++++ Entries shown
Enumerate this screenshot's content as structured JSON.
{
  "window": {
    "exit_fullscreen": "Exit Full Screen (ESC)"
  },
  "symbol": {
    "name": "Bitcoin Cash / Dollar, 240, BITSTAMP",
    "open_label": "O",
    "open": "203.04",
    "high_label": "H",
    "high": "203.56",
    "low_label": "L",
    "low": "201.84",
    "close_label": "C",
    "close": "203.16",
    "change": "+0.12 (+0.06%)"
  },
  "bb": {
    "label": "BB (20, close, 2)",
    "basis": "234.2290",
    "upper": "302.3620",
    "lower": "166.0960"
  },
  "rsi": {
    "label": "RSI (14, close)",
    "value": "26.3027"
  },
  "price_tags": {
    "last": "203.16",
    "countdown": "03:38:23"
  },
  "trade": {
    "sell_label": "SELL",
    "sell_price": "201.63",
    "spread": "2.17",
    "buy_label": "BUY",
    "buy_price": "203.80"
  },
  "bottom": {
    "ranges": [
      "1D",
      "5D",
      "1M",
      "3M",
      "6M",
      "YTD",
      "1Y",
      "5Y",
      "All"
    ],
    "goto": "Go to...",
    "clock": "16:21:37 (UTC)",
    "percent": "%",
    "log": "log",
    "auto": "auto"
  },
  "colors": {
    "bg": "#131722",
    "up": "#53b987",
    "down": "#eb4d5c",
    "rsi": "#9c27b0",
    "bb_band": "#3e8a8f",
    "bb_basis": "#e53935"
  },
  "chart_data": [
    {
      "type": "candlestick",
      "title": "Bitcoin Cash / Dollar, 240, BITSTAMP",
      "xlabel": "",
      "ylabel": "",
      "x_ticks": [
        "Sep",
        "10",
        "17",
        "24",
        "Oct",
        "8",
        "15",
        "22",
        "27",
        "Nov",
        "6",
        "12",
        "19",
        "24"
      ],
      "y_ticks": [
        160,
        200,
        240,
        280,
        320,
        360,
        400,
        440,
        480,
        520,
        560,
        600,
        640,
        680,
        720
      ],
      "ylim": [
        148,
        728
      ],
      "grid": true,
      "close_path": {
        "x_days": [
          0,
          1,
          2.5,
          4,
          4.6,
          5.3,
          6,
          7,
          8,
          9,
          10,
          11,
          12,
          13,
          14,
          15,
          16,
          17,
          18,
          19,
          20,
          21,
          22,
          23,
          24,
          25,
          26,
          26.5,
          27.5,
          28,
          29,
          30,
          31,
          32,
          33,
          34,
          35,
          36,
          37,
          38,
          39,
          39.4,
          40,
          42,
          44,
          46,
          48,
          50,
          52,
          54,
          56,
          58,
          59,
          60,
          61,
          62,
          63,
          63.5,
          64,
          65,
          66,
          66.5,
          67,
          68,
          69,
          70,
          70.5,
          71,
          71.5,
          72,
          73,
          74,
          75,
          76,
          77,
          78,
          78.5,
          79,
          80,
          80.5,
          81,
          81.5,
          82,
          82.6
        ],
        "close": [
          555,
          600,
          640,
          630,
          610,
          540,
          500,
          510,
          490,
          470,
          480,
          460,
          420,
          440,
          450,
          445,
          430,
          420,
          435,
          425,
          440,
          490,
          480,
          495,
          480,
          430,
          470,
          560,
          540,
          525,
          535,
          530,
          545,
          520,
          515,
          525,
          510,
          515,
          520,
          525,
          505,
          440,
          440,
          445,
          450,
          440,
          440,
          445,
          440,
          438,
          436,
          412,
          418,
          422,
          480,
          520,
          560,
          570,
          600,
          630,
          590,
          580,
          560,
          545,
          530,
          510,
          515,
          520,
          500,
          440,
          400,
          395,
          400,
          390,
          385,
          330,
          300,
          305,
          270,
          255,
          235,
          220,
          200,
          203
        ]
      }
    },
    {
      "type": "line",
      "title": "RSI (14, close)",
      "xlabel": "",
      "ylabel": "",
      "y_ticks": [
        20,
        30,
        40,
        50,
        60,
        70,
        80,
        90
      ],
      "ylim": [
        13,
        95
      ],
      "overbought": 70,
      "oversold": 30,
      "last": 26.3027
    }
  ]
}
++++++++
▶ _What is needed_
Output all preceding records character for character.

▶ _Written solution_
Enumerate this screenshot's content as structured JSON.
{
  "window": {
    "exit_fullscreen": "Exit Full Screen (ESC)"
  },
  "symbol": {
    "name": "Bitcoin Cash / Dollar, 240, BITSTAMP",
    "open_label": "O",
    "open": "203.04",
    "high_label": "H",
    "high": "203.56",
    "low_label": "L",
    "low": "201.84",
    "close_label": "C",
    "close": "203.16",
    "change": "+0.12 (+0.06%)"
  },
  "bb": {
    "label": "BB (20, close, 2)",
    "basis": "234.2290",
    "upper": "302.3620",
    "lower": "166.0960"
  },
  "rsi": {
    "label": "RSI (14, close)",
    "value": "26.3027"
  },
  "price_tags": {
    "last": "203.16",
    "countdown": "03:38:23"
  },
  "trade": {
    "sell_label": "SELL",
    "sell_price": "201.63",
    "spread": "2.17",
    "buy_label": "BUY",
    "buy_price": "203.80"
  },
  "bottom": {
    "ranges": [
      "1D",
      "5D",
      "1M",
      "3M",
      "6M",
      "YTD",
      "1Y",
      "5Y",
      "All"
    ],
    "goto": "Go to...",
    "clock": "16:21:37 (UTC)",
    "percent": "%",
    "log": "log",
    "auto": "auto"
  },
  "colors": {
    "bg": "#131722",
    "up": "#53b987",
    "down": "#eb4d5c",
    "rsi": "#9c27b0",
    "bb_band": "#3e8a8f",
    "bb_basis": "#e53935"
  },
  "chart_data": [
    {
      "type": "candlestick",
      "title": "Bitcoin Cash / Dollar, 240, BITSTAMP",
      "xlabel": "",
      "ylabel": "",
      "x_ticks": [
        "Sep",
        "10",
        "17",
        "24",
        "Oct",
        "8",
        "15",
        "22",
        "27",
        "Nov",
        "6",
        "12",
        "19",
        "24"
      ],
      "y_ticks": [
        160,
        200,
        240,
        280,
        320,
        360,
        400,
        440,
        480,
        520,
        560,
        600,
        640,
        680,
        720
      ],
      "ylim": [
        148,
        728
      ],
      "grid": true,
      "close_path": {
        "x_days": [
          0,
          1,
          2.5,
          4,
          4.6,
          5.3,
          6,
          7,
          8,
          9,
          10,
          11,
          12,
          13,
          14,
          15,
          16,
          17,
          18,
          19,
          20,
          21,
          22,
          23,
          24,
          25,
          26,
          26.5,
          27.5,
          28,
          29,
          30,
          31,
          32,
          33,
          34,
          35,
          36,
          37,
          38,
          39,
          39.4,
          40,
          42,
          44,
          46,
          48,
          50,
          52,
          54,
          56,
          58,
          59,
          60,
          61,
          62,
          63,
          63.5,
          64,
          65,
          66,
          66.5,
          67,
          68,
          69,
          70,
          70.5,
          71,
          71.5,
          72,
          73,
          74,
          75,
          76,
          77,
          78,
          78.5,
          79,
          80,
          80.5,
          81,
          81.5,
          82,
          82.6
        ],
        "close": [
          555,
          600,
          640,
          630,
          610,
          540,
          500,
          510,
          490,
          470,
          480,
          460,
          420,
          440,
          450,
          445,
          430,
          420,
          435,
          425,
          440,
          490,
          480,
          495,
          480,
          430,
          470,
          560,
          540,
          525,
          535,
          530,
          545,
          520,
          515,
          525,
          510,
          515,
          520,
          525,
          505,
          440,
          440,
          445,
          450,
          440,
          440,
          445,
          440,
          438,
          436,
          412,
          418,
          422,
          480,
          520,
          560,
          570,
          600,
          630,
          590,
          580,
          560,
          545,
          530,
          510,
          515,
          520,
          500,
          440,
          400,
          395,
          400,
          390,
          385,
          330,
          300,
          305,
          270,
          255,
          235,
          220,
          200,
          203
        ]
      }
    },
    {
      "type": "line",
      "title": "RSI (14, close)",
      "xlabel": "",
      "ylabel": "",
      "y_ticks": [
        20,
        30,
        40,
        50,
        60,
        70,
        80,
        90
      ],
      "ylim": [
        13,
        95
      ],
      "overbought": 70,
      "oversold": 30,
      "last": 26.3027
    }
  ]
}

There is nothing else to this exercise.